━━━ Material provided

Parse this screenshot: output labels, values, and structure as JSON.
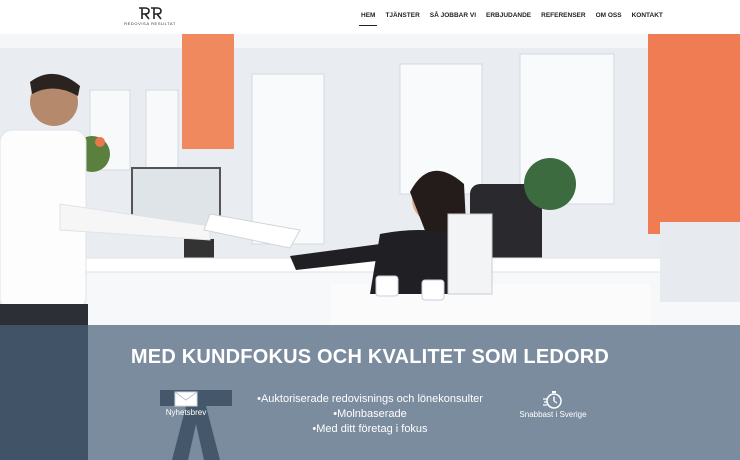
{
  "logo": {
    "name": "REDOVISA RESULTAT"
  },
  "nav": [
    {
      "label": "HEM",
      "active": true
    },
    {
      "label": "TJÄNSTER"
    },
    {
      "label": "SÅ JOBBAR VI"
    },
    {
      "label": "ERBJUDANDE"
    },
    {
      "label": "REFERENSER"
    },
    {
      "label": "OM OSS"
    },
    {
      "label": "KONTAKT"
    }
  ],
  "hero": {
    "headline": "MED KUNDFOKUS OCH KVALITET SOM LEDORD",
    "features": [
      "•Auktoriserade redovisnings och lönekonsulter",
      "•Molnbaserade",
      "•Med ditt företag i fokus"
    ],
    "newsletter_label": "Nyhetsbrev",
    "fast_label": "Snabbast i Sverige"
  },
  "colors": {
    "band": "#4a627a",
    "accent_wall": "#ef7c52",
    "text_light": "#ffffff"
  },
  "icons": {
    "newsletter": "envelope-icon",
    "fast": "stopwatch-icon"
  }
}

━━━━━━

_Request_
Pictures stay out; reproduce every line of the records exactly.

_Response_
Parse this screenshot: output labels, values, and structure as JSON.
{
  "logo": {
    "name": "REDOVISA RESULTAT"
  },
  "nav": [
    {
      "label": "HEM",
      "active": true
    },
    {
      "label": "TJÄNSTER"
    },
    {
      "label": "SÅ JOBBAR VI"
    },
    {
      "label": "ERBJUDANDE"
    },
    {
      "label": "REFERENSER"
    },
    {
      "label": "OM OSS"
    },
    {
      "label": "KONTAKT"
    }
  ],
  "hero": {
    "headline": "MED KUNDFOKUS OCH KVALITET SOM LEDORD",
    "features": [
      "•Auktoriserade redovisnings och lönekonsulter",
      "•Molnbaserade",
      "•Med ditt företag i fokus"
    ],
    "newsletter_label": "Nyhetsbrev",
    "fast_label": "Snabbast i Sverige"
  },
  "colors": {
    "band": "#4a627a",
    "accent_wall": "#ef7c52",
    "text_light": "#ffffff"
  },
  "icons": {
    "newsletter": "envelope-icon",
    "fast": "stopwatch-icon"
  }
}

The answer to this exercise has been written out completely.